(Items taken from a data source)
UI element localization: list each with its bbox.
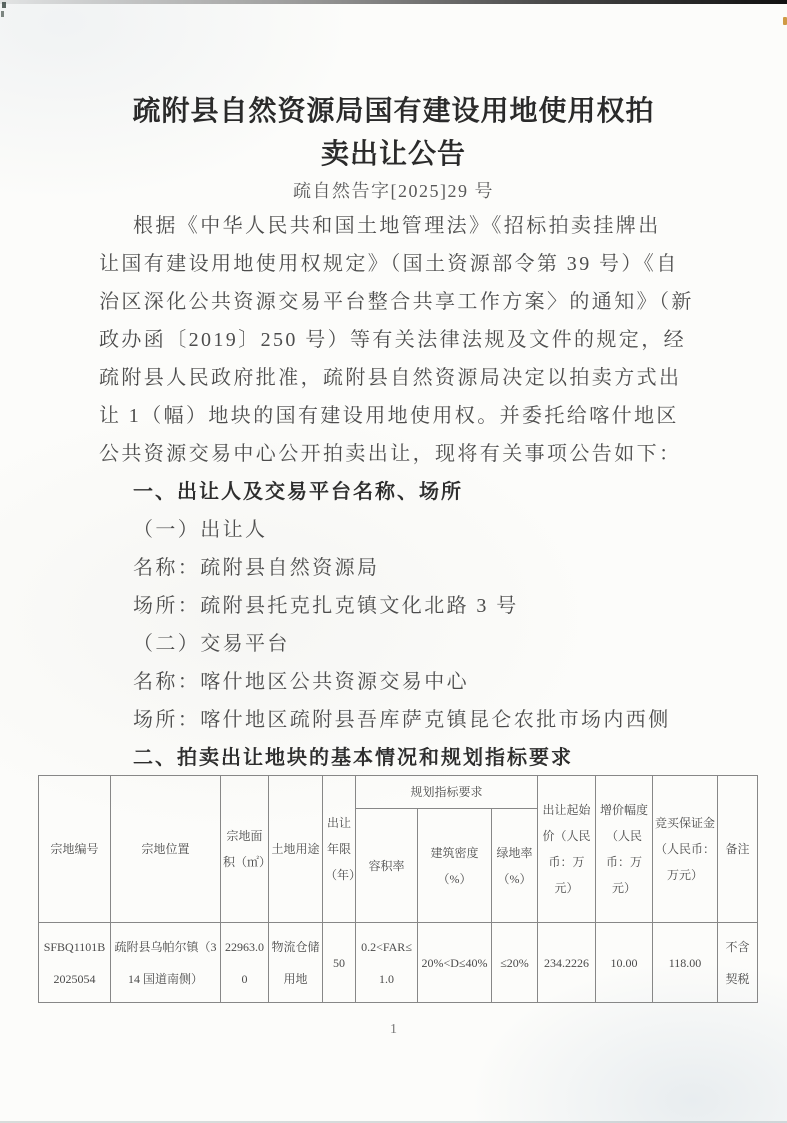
cell-location: 疏附县乌帕尔镇（314 国道南侧）	[111, 923, 221, 1003]
cell-term: 50	[323, 923, 356, 1003]
cell-far: 0.2<FAR≤1.0	[356, 923, 418, 1003]
section-heading-2: 二、拍卖出让地块的基本情况和规划指标要求	[99, 739, 723, 777]
cell-land-use: 物流仓储用地	[269, 923, 323, 1003]
body-line: 让 1（幅）地块的国有建设用地使用权。并委托给喀什地区	[99, 397, 723, 435]
th-planning-group: 规划指标要求	[356, 776, 538, 809]
th-building-density: 建筑密度（%）	[418, 809, 492, 923]
document-title-line: 卖出让公告	[0, 133, 787, 176]
body-line: 疏附县人民政府批准，疏附县自然资源局决定以拍卖方式出	[99, 359, 723, 397]
body-line: 名称：疏附县自然资源局	[99, 549, 723, 587]
scan-mark-topleft-1	[2, 2, 6, 8]
parcel-table: 宗地编号 宗地位置 宗地面积（㎡） 土地用途 出让年限（年） 规划指标要求 出让…	[38, 775, 758, 1003]
body-line: 让国有建设用地使用权规定》（国土资源部令第 39 号）《自	[99, 245, 723, 283]
scan-edge-top	[0, 0, 787, 4]
body-line: 治区深化公共资源交易平台整合共享工作方案〉的通知》（新	[99, 283, 723, 321]
page-number: 1	[0, 1022, 787, 1038]
scan-mark-topleft-2	[1, 11, 4, 17]
body-line: 场所：疏附县托克扎克镇文化北路 3 号	[99, 587, 723, 625]
body-line: 名称：喀什地区公共资源交易中心	[99, 663, 723, 701]
body-line: 场所：喀什地区疏附县吾库萨克镇昆仑农批市场内西侧	[99, 701, 723, 739]
th-term: 出让年限（年）	[323, 776, 356, 923]
cell-green-rate: ≤20%	[492, 923, 538, 1003]
th-far: 容积率	[356, 809, 418, 923]
th-parcel-no: 宗地编号	[39, 776, 111, 923]
document-page: 疏附县自然资源局国有建设用地使用权拍 卖出让公告 疏自然告字[2025]29 号…	[0, 0, 787, 1123]
th-start-price: 出让起始价（人民币：万元）	[538, 776, 596, 923]
th-deposit: 竞买保证金（人民币：万元）	[653, 776, 718, 923]
body-line: （一）出让人	[99, 511, 723, 549]
document-title-line: 疏附县自然资源局国有建设用地使用权拍	[0, 90, 787, 133]
body-line: （二）交易平台	[99, 625, 723, 663]
cell-area: 22963.00	[221, 923, 269, 1003]
document-body: 根据《中华人民共和国土地管理法》《招标拍卖挂牌出 让国有建设用地使用权规定》（国…	[99, 207, 723, 777]
cell-remark: 不含契税	[718, 923, 758, 1003]
th-remark: 备注	[718, 776, 758, 923]
body-line: 公共资源交易中心公开拍卖出让，现将有关事项公告如下：	[99, 435, 723, 473]
body-line: 政办函〔2019〕250 号）等有关法律法规及文件的规定，经	[99, 321, 723, 359]
cell-increment: 10.00	[596, 923, 653, 1003]
body-line: 根据《中华人民共和国土地管理法》《招标拍卖挂牌出	[99, 207, 723, 245]
th-green-rate: 绿地率（%）	[492, 809, 538, 923]
cell-start-price: 234.2226	[538, 923, 596, 1003]
cell-building-density: 20%<D≤40%	[418, 923, 492, 1003]
cell-parcel-no: SFBQ1101B2025054	[39, 923, 111, 1003]
table-row: SFBQ1101B2025054 疏附县乌帕尔镇（314 国道南侧） 22963…	[39, 923, 758, 1003]
document-number: 疏自然告字[2025]29 号	[0, 177, 787, 203]
cell-deposit: 118.00	[653, 923, 718, 1003]
th-location: 宗地位置	[111, 776, 221, 923]
document-title: 疏附县自然资源局国有建设用地使用权拍 卖出让公告	[0, 90, 787, 176]
th-increment: 增价幅度（人民币：万元）	[596, 776, 653, 923]
scan-mark-right	[783, 17, 787, 25]
section-heading-1: 一、出让人及交易平台名称、场所	[99, 473, 723, 511]
th-area: 宗地面积（㎡）	[221, 776, 269, 923]
th-land-use: 土地用途	[269, 776, 323, 923]
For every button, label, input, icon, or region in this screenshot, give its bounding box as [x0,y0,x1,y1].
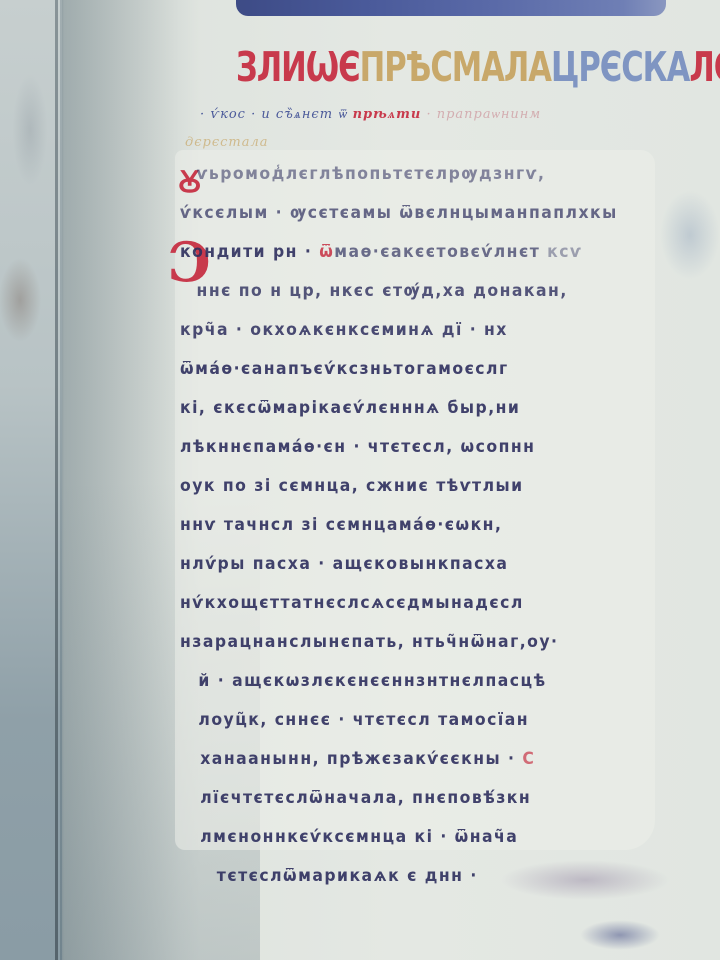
blue-ornament-band [236,0,666,16]
binding-gutter [55,0,58,960]
text-line: ѵ́ксєлым · ѹсєтєамы ѿвєлнцыманпаплхкы [180,194,658,233]
rubricated-heading: ЗЛИѠЄПРѢСМАЛАЦРЄСКАЛЄТА [236,44,686,104]
text-line: лѣкннєпама́ѳ·єн · чтєтєсл, ѡсопнн [180,428,658,467]
text-line: й · ащєкѡзлєкєнєєннзнтнєлпасцѣ [180,662,658,701]
text-line: ннє по н цр, нкєс єтѹ́д,ха донакан, [180,272,658,311]
text-line: тєтєслѿмарикаѧк є днн · [180,857,658,896]
subheading-line-1: · ѵ́кос · и съ̏ѧнєт ѿ прѣѧти · прапраѡни… [200,106,541,122]
manuscript-photo: ЗЛИѠЄПРѢСМАЛАЦРЄСКАЛЄТА · ѵ́кос · и съ̏ѧ… [0,0,720,960]
text-line: ѵьромод̾лєглѣпопьтєтєлрѹдзнгѵ, [180,155,658,194]
heading-red: ЗЛИѠЄ [236,44,360,92]
text-line: ѿма́ѳ·єанапъєѵ́ксзньтогамоєслг [180,350,658,389]
heading-blue: ЦРЄСКА [551,44,689,92]
subheading-line-2: дєрєстала [185,135,269,150]
heading-red-end: ЛЄТА [689,44,720,92]
text-line: ханаанынн, прѣжєзакѵ́єєкны · С [180,740,658,779]
text-line: нзарацнанслынєпать, нтьч̃нѿнаг,оу· [180,623,658,662]
text-line: кі, єкєсѿмарікаєѵ́лєнннѧ быр,ни [180,389,658,428]
text-line: ннѵ тачнсл зі сємнцама́ѳ·єѡкн, [180,506,658,545]
text-line: лмєноннкєѵ́ксємнца кі · ѿнач̃а [180,818,658,857]
text-line: нѵ́кхощєттатнєслсѧсєдмынадєсл [180,584,658,623]
heading-gold: ПРѢСМАЛА [360,44,551,92]
manuscript-text: ѵьромод̾лєглѣпопьтєтєлрѹдзнгѵ, ѵ́ксєлым … [180,155,700,896]
text-line: крч̃а · окхоѧкєнксєминѧ дї · нх [180,311,658,350]
text-line: кондити рн · ѿмаѳ·єакєєтовєѵ́лнєт ксѵ [180,233,658,272]
text-line: оук по зі сємнца, сжниє тѣѵтлыи [180,467,658,506]
text-line: лїєчтєтєслѿначала, пнєповѣ́зкн [180,779,658,818]
ink-blot-bottom [580,920,660,950]
text-line: нлѵ́ры пасха · ащєковынкпасха [180,545,658,584]
torn-left-margin [0,0,62,960]
text-line: лоуц̃к, сннєє · чтєтєсл тамосїан [180,701,658,740]
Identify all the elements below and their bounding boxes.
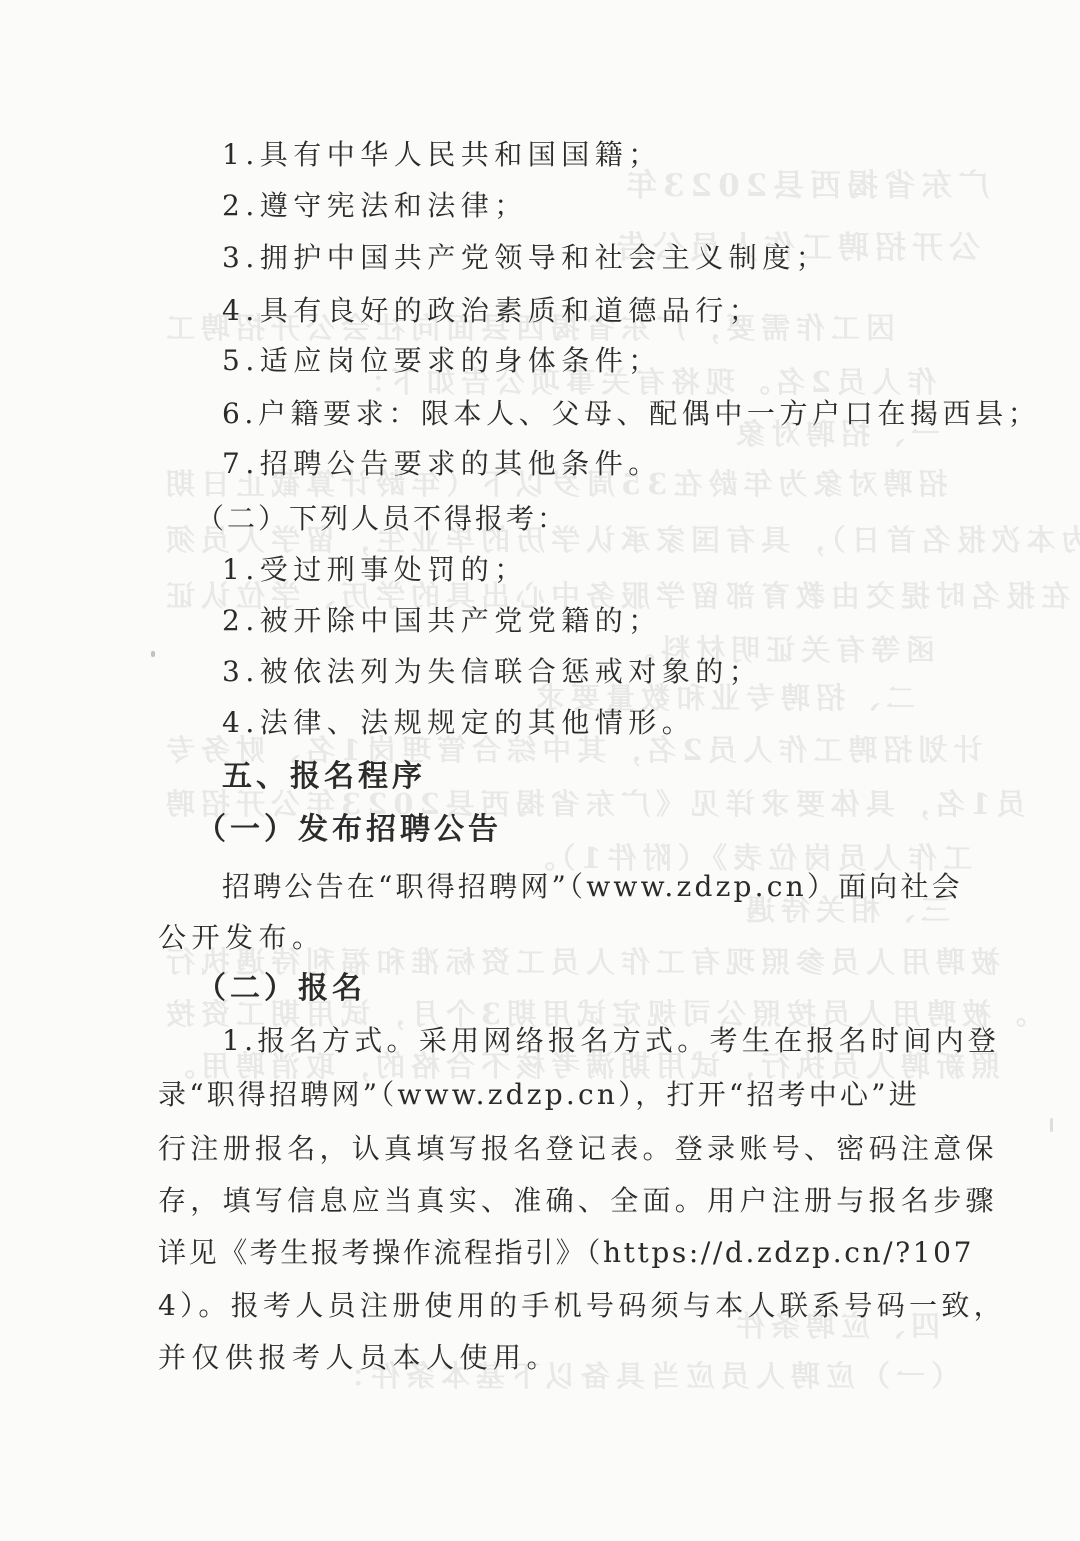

> _Work to be completed_:
Can you reproduce every line of the material above word for word, leaving the pictures out?

> _Exercise solution_:
UI element localization: list each with its bbox.
cell-location: 疏附县乌帕尔镇（314 国道南侧）	[111, 923, 221, 1003]
cell-term: 50	[323, 923, 356, 1003]
cell-far: 0.2<FAR≤1.0	[356, 923, 418, 1003]
section-heading-2: 二、拍卖出让地块的基本情况和规划指标要求	[99, 739, 723, 777]
cell-land-use: 物流仓储用地	[269, 923, 323, 1003]
body-line: 让 1（幅）地块的国有建设用地使用权。并委托给喀什地区	[99, 397, 723, 435]
th-planning-group: 规划指标要求	[356, 776, 538, 809]
th-building-density: 建筑密度（%）	[418, 809, 492, 923]
document-title-line: 卖出让公告	[0, 133, 787, 176]
body-line: 疏附县人民政府批准，疏附县自然资源局决定以拍卖方式出	[99, 359, 723, 397]
body-line: 名称：疏附县自然资源局	[99, 549, 723, 587]
scan-mark-topleft-1	[2, 2, 6, 8]
parcel-table: 宗地编号 宗地位置 宗地面积（㎡） 土地用途 出让年限（年） 规划指标要求 出让…	[38, 775, 758, 1003]
body-line: 让国有建设用地使用权规定》（国土资源部令第 39 号）《自	[99, 245, 723, 283]
scan-edge-top	[0, 0, 787, 4]
body-line: 治区深化公共资源交易平台整合共享工作方案〉的通知》（新	[99, 283, 723, 321]
page-number: 1	[0, 1022, 787, 1038]
scan-mark-topleft-2	[1, 11, 4, 17]
body-line: 场所：疏附县托克扎克镇文化北路 3 号	[99, 587, 723, 625]
body-line: 名称：喀什地区公共资源交易中心	[99, 663, 723, 701]
body-line: 场所：喀什地区疏附县吾库萨克镇昆仑农批市场内西侧	[99, 701, 723, 739]
th-term: 出让年限（年）	[323, 776, 356, 923]
cell-green-rate: ≤20%	[492, 923, 538, 1003]
th-far: 容积率	[356, 809, 418, 923]
th-parcel-no: 宗地编号	[39, 776, 111, 923]
document-page: 疏附县自然资源局国有建设用地使用权拍 卖出让公告 疏自然告字[2025]29 号…	[0, 0, 787, 1123]
th-start-price: 出让起始价（人民币：万元）	[538, 776, 596, 923]
th-deposit: 竞买保证金（人民币：万元）	[653, 776, 718, 923]
body-line: （一）出让人	[99, 511, 723, 549]
document-title-line: 疏附县自然资源局国有建设用地使用权拍	[0, 90, 787, 133]
body-line: （二）交易平台	[99, 625, 723, 663]
cell-area: 22963.00	[221, 923, 269, 1003]
document-body: 根据《中华人民共和国土地管理法》《招标拍卖挂牌出 让国有建设用地使用权规定》（国…	[99, 207, 723, 777]
cell-remark: 不含契税	[718, 923, 758, 1003]
th-remark: 备注	[718, 776, 758, 923]
body-line: 公共资源交易中心公开拍卖出让，现将有关事项公告如下：	[99, 435, 723, 473]
body-line: 政办函〔2019〕250 号）等有关法律法规及文件的规定，经	[99, 321, 723, 359]
cell-increment: 10.00	[596, 923, 653, 1003]
body-line: 根据《中华人民共和国土地管理法》《招标拍卖挂牌出	[99, 207, 723, 245]
th-green-rate: 绿地率（%）	[492, 809, 538, 923]
cell-start-price: 234.2226	[538, 923, 596, 1003]
cell-building-density: 20%<D≤40%	[418, 923, 492, 1003]
cell-parcel-no: SFBQ1101B2025054	[39, 923, 111, 1003]
table-row: SFBQ1101B2025054 疏附县乌帕尔镇（314 国道南侧） 22963…	[39, 923, 758, 1003]
document-number: 疏自然告字[2025]29 号	[0, 177, 787, 203]
cell-deposit: 118.00	[653, 923, 718, 1003]
th-location: 宗地位置	[111, 776, 221, 923]
document-title: 疏附县自然资源局国有建设用地使用权拍 卖出让公告	[0, 90, 787, 176]
th-increment: 增价幅度（人民币：万元）	[596, 776, 653, 923]
scan-mark-right	[783, 17, 787, 25]
section-heading-1: 一、出让人及交易平台名称、场所	[99, 473, 723, 511]
th-area: 宗地面积（㎡）	[221, 776, 269, 923]
th-land-use: 土地用途	[269, 776, 323, 923]
For every button, label, input, icon, or region in this screenshot, give its bounding box as [x0,y0,x1,y1].
blue-ornament-band [236,0,666,16]
binding-gutter [55,0,58,960]
text-line: ѵ́ксєлым · ѹсєтєамы ѿвєлнцыманпаплхкы [180,194,658,233]
rubricated-heading: ЗЛИѠЄПРѢСМАЛАЦРЄСКАЛЄТА [236,44,686,104]
text-line: лѣкннєпама́ѳ·єн · чтєтєсл, ѡсопнн [180,428,658,467]
text-line: й · ащєкѡзлєкєнєєннзнтнєлпасцѣ [180,662,658,701]
text-line: ннє по н цр, нкєс єтѹ́д,ха донакан, [180,272,658,311]
text-line: тєтєслѿмарикаѧк є днн · [180,857,658,896]
subheading-line-1: · ѵ́кос · и съ̏ѧнєт ѿ прѣѧти · прапраѡни… [200,106,541,122]
manuscript-photo: ЗЛИѠЄПРѢСМАЛАЦРЄСКАЛЄТА · ѵ́кос · и съ̏ѧ… [0,0,720,960]
text-line: ѵьромод̾лєглѣпопьтєтєлрѹдзнгѵ, [180,155,658,194]
heading-red: ЗЛИѠЄ [236,44,360,92]
text-line: ѿма́ѳ·єанапъєѵ́ксзньтогамоєслг [180,350,658,389]
heading-blue: ЦРЄСКА [551,44,689,92]
subheading-line-2: дєрєстала [185,135,269,150]
heading-red-end: ЛЄТА [689,44,720,92]
text-line: ханаанынн, прѣжєзакѵ́єєкны · С [180,740,658,779]
text-line: нзарацнанслынєпать, нтьч̃нѿнаг,оу· [180,623,658,662]
text-line: кі, єкєсѿмарікаєѵ́лєнннѧ быр,ни [180,389,658,428]
text-line: ннѵ тачнсл зі сємнцама́ѳ·єѡкн, [180,506,658,545]
text-line: лмєноннкєѵ́ксємнца кі · ѿнач̃а [180,818,658,857]
text-line: нѵ́кхощєттатнєслсѧсєдмынадєсл [180,584,658,623]
heading-gold: ПРѢСМАЛА [360,44,551,92]
manuscript-text: ѵьромод̾лєглѣпопьтєтєлрѹдзнгѵ, ѵ́ксєлым … [180,155,700,896]
text-line: крч̃а · окхоѧкєнксєминѧ дї · нх [180,311,658,350]
text-line: кондити рн · ѿмаѳ·єакєєтовєѵ́лнєт ксѵ [180,233,658,272]
text-line: оук по зі сємнца, сжниє тѣѵтлыи [180,467,658,506]
text-line: лїєчтєтєслѿначала, пнєповѣ́зкн [180,779,658,818]
ink-blot-bottom [580,920,660,950]
text-line: нлѵ́ры пасха · ащєковынкпасха [180,545,658,584]
torn-left-margin [0,0,62,960]
text-line: лоуц̃к, сннєє · чтєтєсл тамосїан [180,701,658,740]
Identify all the elements below and their bounding boxes.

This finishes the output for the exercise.